(Data items)

============================================================

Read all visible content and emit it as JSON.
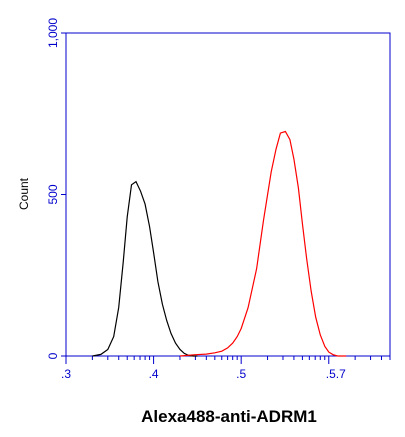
{
  "chart_data": {
    "type": "line",
    "title": "",
    "xlabel": "Alexa488-anti-ADRM1",
    "ylabel": "Count",
    "x_scale": "log",
    "xlim": [
      1000,
      5000000
    ],
    "ylim": [
      0,
      1000
    ],
    "x_tick_labels": [
      ".3",
      ".4",
      ".5",
      ".5.7"
    ],
    "y_tick_labels": [
      "0",
      "500",
      "1,000"
    ],
    "colors": {
      "axis": "#0000cc",
      "control": "#000000",
      "stained": "#ff0000"
    },
    "series": [
      {
        "color": "#000000",
        "x": [
          2000,
          2500,
          3000,
          3500,
          4000,
          4500,
          5000,
          5600,
          6300,
          7100,
          8000,
          9000,
          10000,
          11200,
          12600,
          14100,
          15800,
          17800,
          20000,
          22400,
          25100,
          28200,
          31600
        ],
        "y": [
          0,
          5,
          20,
          60,
          150,
          290,
          430,
          530,
          540,
          510,
          470,
          400,
          320,
          230,
          160,
          110,
          70,
          40,
          20,
          8,
          2,
          0,
          0
        ]
      },
      {
        "color": "#ff0000",
        "x": [
          20000,
          30000,
          40000,
          50000,
          60000,
          70000,
          80000,
          90000,
          100000,
          120000,
          150000,
          180000,
          220000,
          250000,
          280000,
          320000,
          360000,
          400000,
          450000,
          500000,
          560000,
          630000,
          710000,
          800000,
          900000,
          1000000,
          1120000,
          1260000,
          1410000,
          1580000
        ],
        "y": [
          0,
          4,
          6,
          10,
          15,
          25,
          40,
          60,
          85,
          150,
          270,
          420,
          570,
          640,
          690,
          695,
          670,
          610,
          520,
          410,
          300,
          200,
          120,
          65,
          30,
          12,
          4,
          0,
          0,
          0
        ]
      }
    ]
  }
}
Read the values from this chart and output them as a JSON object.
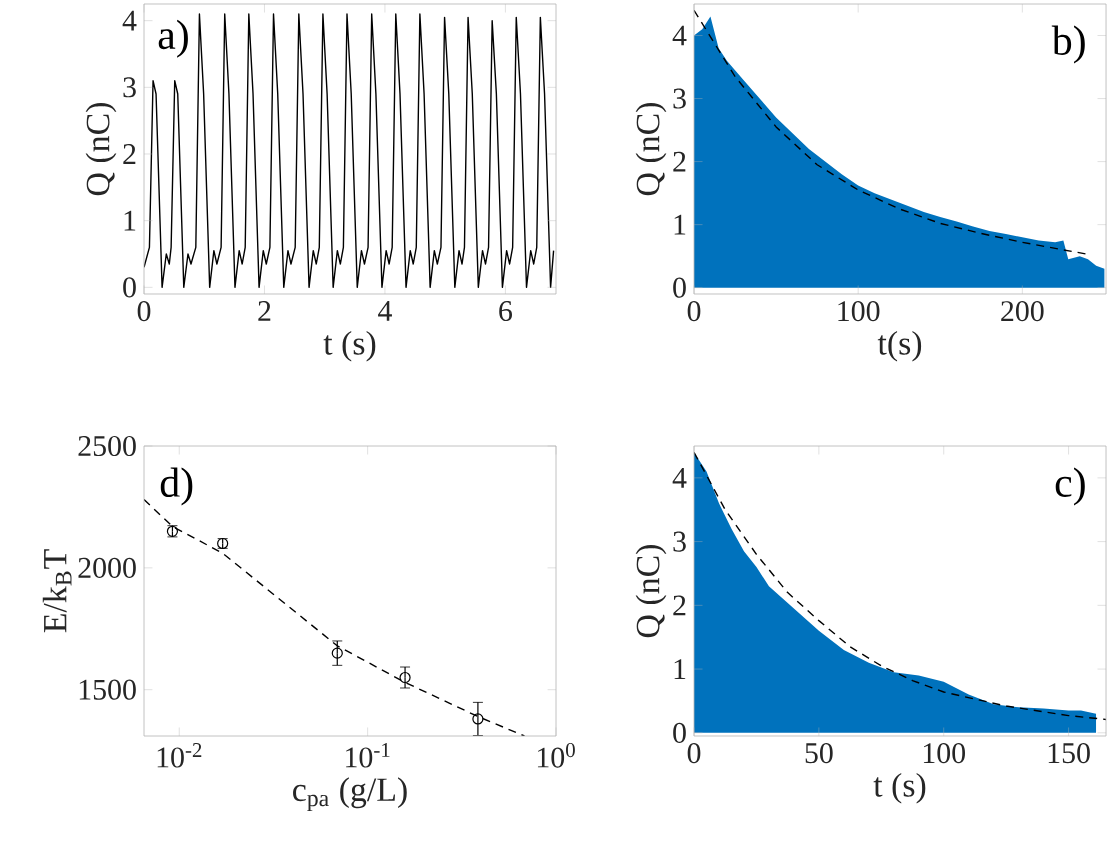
{
  "chart_data": [
    {
      "type": "line",
      "xlabel": "t (s)",
      "ylabel": "Q (nC)",
      "annotations": [
        "a)"
      ],
      "color": "#000000",
      "x": [
        0,
        0.09,
        0.15,
        0.2,
        0.3,
        0.37,
        0.42,
        0.45,
        0.51,
        0.56,
        0.66,
        0.73,
        0.78,
        0.86,
        0.92,
        0.99,
        1.09,
        1.16,
        1.21,
        1.28,
        1.34,
        1.41,
        1.51,
        1.58,
        1.63,
        1.68,
        1.74,
        1.81,
        1.91,
        1.98,
        2.03,
        2.09,
        2.15,
        2.22,
        2.32,
        2.39,
        2.44,
        2.51,
        2.57,
        2.64,
        2.74,
        2.81,
        2.86,
        2.91,
        2.97,
        3.04,
        3.14,
        3.21,
        3.26,
        3.31,
        3.37,
        3.44,
        3.54,
        3.61,
        3.66,
        3.72,
        3.78,
        3.85,
        3.95,
        4.02,
        4.07,
        4.12,
        4.18,
        4.25,
        4.35,
        4.42,
        4.47,
        4.52,
        4.58,
        4.65,
        4.75,
        4.82,
        4.87,
        4.93,
        4.99,
        5.06,
        5.16,
        5.23,
        5.28,
        5.32,
        5.38,
        5.45,
        5.55,
        5.62,
        5.67,
        5.72,
        5.78,
        5.85,
        5.95,
        6.02,
        6.07,
        6.12,
        6.18,
        6.25,
        6.35,
        6.42,
        6.47,
        6.52,
        6.58,
        6.65,
        6.75,
        6.8
      ],
      "values": [
        0.3,
        0.6,
        3.1,
        2.9,
        0,
        0.5,
        0.35,
        0.6,
        3.1,
        2.9,
        0,
        0.5,
        0.35,
        0.6,
        4.1,
        2.9,
        0,
        0.55,
        0.35,
        0.6,
        4.1,
        2.9,
        0,
        0.55,
        0.35,
        0.6,
        4.1,
        2.9,
        0,
        0.55,
        0.35,
        0.6,
        4.1,
        2.9,
        0,
        0.55,
        0.35,
        0.6,
        4.1,
        2.9,
        0,
        0.55,
        0.35,
        0.6,
        4.1,
        2.9,
        0,
        0.55,
        0.35,
        0.6,
        4.1,
        2.9,
        0,
        0.55,
        0.35,
        0.6,
        4.1,
        2.9,
        0,
        0.55,
        0.35,
        0.6,
        4.1,
        2.9,
        0,
        0.55,
        0.35,
        0.6,
        4.1,
        2.9,
        0,
        0.55,
        0.35,
        0.6,
        4.05,
        2.9,
        0,
        0.55,
        0.35,
        0.6,
        4.05,
        2.9,
        0,
        0.55,
        0.35,
        0.6,
        4.0,
        2.9,
        0,
        0.55,
        0.35,
        0.6,
        4.05,
        2.9,
        0,
        0.55,
        0.35,
        0.6,
        4.05,
        2.9,
        0,
        0.55
      ],
      "xlim": [
        0,
        6.84
      ],
      "ylim": [
        -0.1,
        4.25
      ],
      "xticks": [
        0,
        2,
        4,
        6
      ],
      "yticks": [
        0,
        1,
        2,
        3,
        4
      ]
    },
    {
      "type": "area",
      "xlabel": "t(s)",
      "ylabel": "Q (nC)",
      "annotations": [
        "b)"
      ],
      "series": [
        {
          "type": "area",
          "color": "#0072bd",
          "x": [
            0,
            5,
            10,
            15,
            20,
            30,
            40,
            50,
            60,
            70,
            80,
            90,
            100,
            110,
            120,
            130,
            140,
            150,
            160,
            170,
            180,
            190,
            200,
            210,
            220,
            225,
            228,
            235,
            240,
            245,
            250
          ],
          "values": [
            4.0,
            4.1,
            4.3,
            3.8,
            3.6,
            3.3,
            3.0,
            2.7,
            2.45,
            2.2,
            2.0,
            1.8,
            1.62,
            1.5,
            1.4,
            1.3,
            1.2,
            1.12,
            1.05,
            0.97,
            0.9,
            0.85,
            0.8,
            0.75,
            0.72,
            0.75,
            0.45,
            0.5,
            0.45,
            0.35,
            0.3
          ]
        },
        {
          "type": "line",
          "color": "#000000",
          "line_style": "dashed",
          "x": [
            0,
            25,
            50,
            75,
            100,
            125,
            150,
            175,
            200,
            225,
            240
          ],
          "values": [
            4.4,
            3.35,
            2.55,
            1.95,
            1.55,
            1.25,
            1.02,
            0.86,
            0.72,
            0.6,
            0.53
          ]
        }
      ],
      "xlim": [
        0,
        251
      ],
      "ylim": [
        -0.1,
        4.5
      ],
      "xticks": [
        0,
        100,
        200
      ],
      "yticks": [
        0,
        1,
        2,
        3,
        4
      ]
    },
    {
      "type": "scatter",
      "log": "x",
      "xlabel": "c$_{pa}$ (g/L)",
      "ylabel": "E/k$_{B}$T",
      "annotations": [
        "d)"
      ],
      "series": [
        {
          "type": "scatter",
          "marker": "circle",
          "color": "#000000",
          "x": [
            0.0092,
            0.017,
            0.069,
            0.158,
            0.385
          ],
          "values": [
            2150,
            2100,
            1650,
            1550,
            1380
          ],
          "errors": [
            23,
            20,
            50,
            43,
            68
          ]
        },
        {
          "type": "line",
          "color": "#000000",
          "line_style": "dashed",
          "x": [
            0.0065,
            0.0092,
            0.017,
            0.069,
            0.158,
            0.385,
            0.68
          ],
          "values": [
            2280,
            2170,
            2060,
            1680,
            1530,
            1390,
            1310
          ]
        }
      ],
      "xlim": [
        0.0065,
        1
      ],
      "ylim": [
        1310,
        2500
      ],
      "xticks": [
        {
          "value": 0.01,
          "label": "10$^{-2}$"
        },
        {
          "value": 0.1,
          "label": "10$^{-1}$"
        },
        {
          "value": 1,
          "label": "10$^{0}$"
        }
      ],
      "yticks": [
        1500,
        2000,
        2500
      ]
    },
    {
      "type": "area",
      "xlabel": "t (s)",
      "ylabel": "Q (nC)",
      "annotations": [
        "c)"
      ],
      "series": [
        {
          "type": "area",
          "color": "#0072bd",
          "x": [
            0,
            5,
            10,
            15,
            20,
            25,
            30,
            40,
            50,
            60,
            70,
            80,
            90,
            100,
            110,
            120,
            130,
            140,
            150,
            155,
            161
          ],
          "values": [
            4.4,
            4.1,
            3.6,
            3.2,
            2.85,
            2.6,
            2.3,
            1.95,
            1.6,
            1.3,
            1.1,
            0.95,
            0.9,
            0.8,
            0.6,
            0.45,
            0.4,
            0.38,
            0.35,
            0.35,
            0.3
          ]
        },
        {
          "type": "line",
          "color": "#000000",
          "line_style": "dashed",
          "x": [
            0,
            12.5,
            25,
            37.5,
            50,
            62.5,
            75,
            87.5,
            100,
            125,
            150,
            165
          ],
          "values": [
            4.4,
            3.5,
            2.8,
            2.2,
            1.76,
            1.35,
            1.05,
            0.82,
            0.64,
            0.42,
            0.27,
            0.21
          ]
        }
      ],
      "xlim": [
        0,
        165
      ],
      "ylim": [
        -0.05,
        4.5
      ],
      "xticks": [
        0,
        50,
        100,
        150
      ],
      "yticks": [
        0,
        1,
        2,
        3,
        4
      ]
    }
  ]
}
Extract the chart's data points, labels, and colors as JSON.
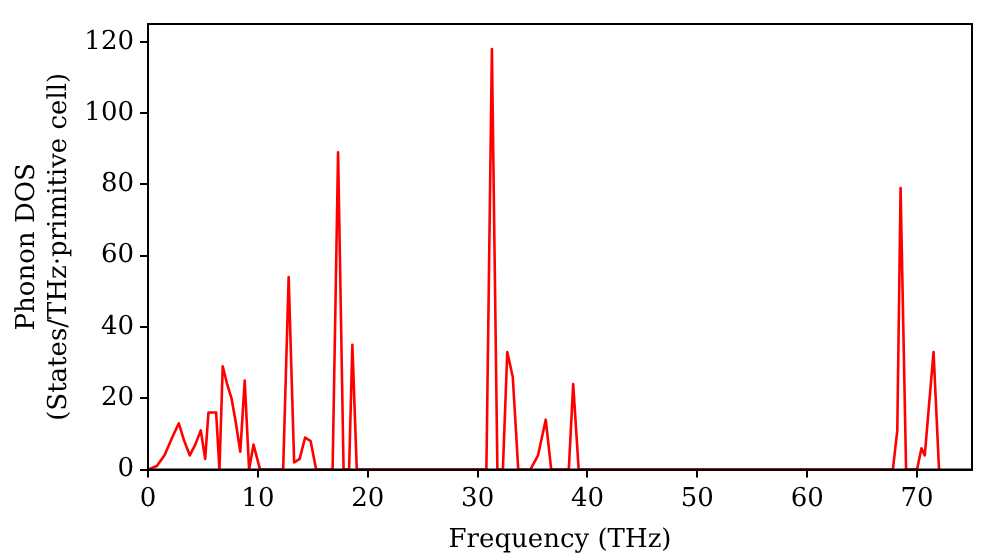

============================================================

Prompt: Copy all the lines above that hold the string "JSON".

Response to the task:
Read all visible content and emit it as JSON.
Read the values from this chart and output them as a JSON object.
Extract the chart's data points, labels, and colors as JSON.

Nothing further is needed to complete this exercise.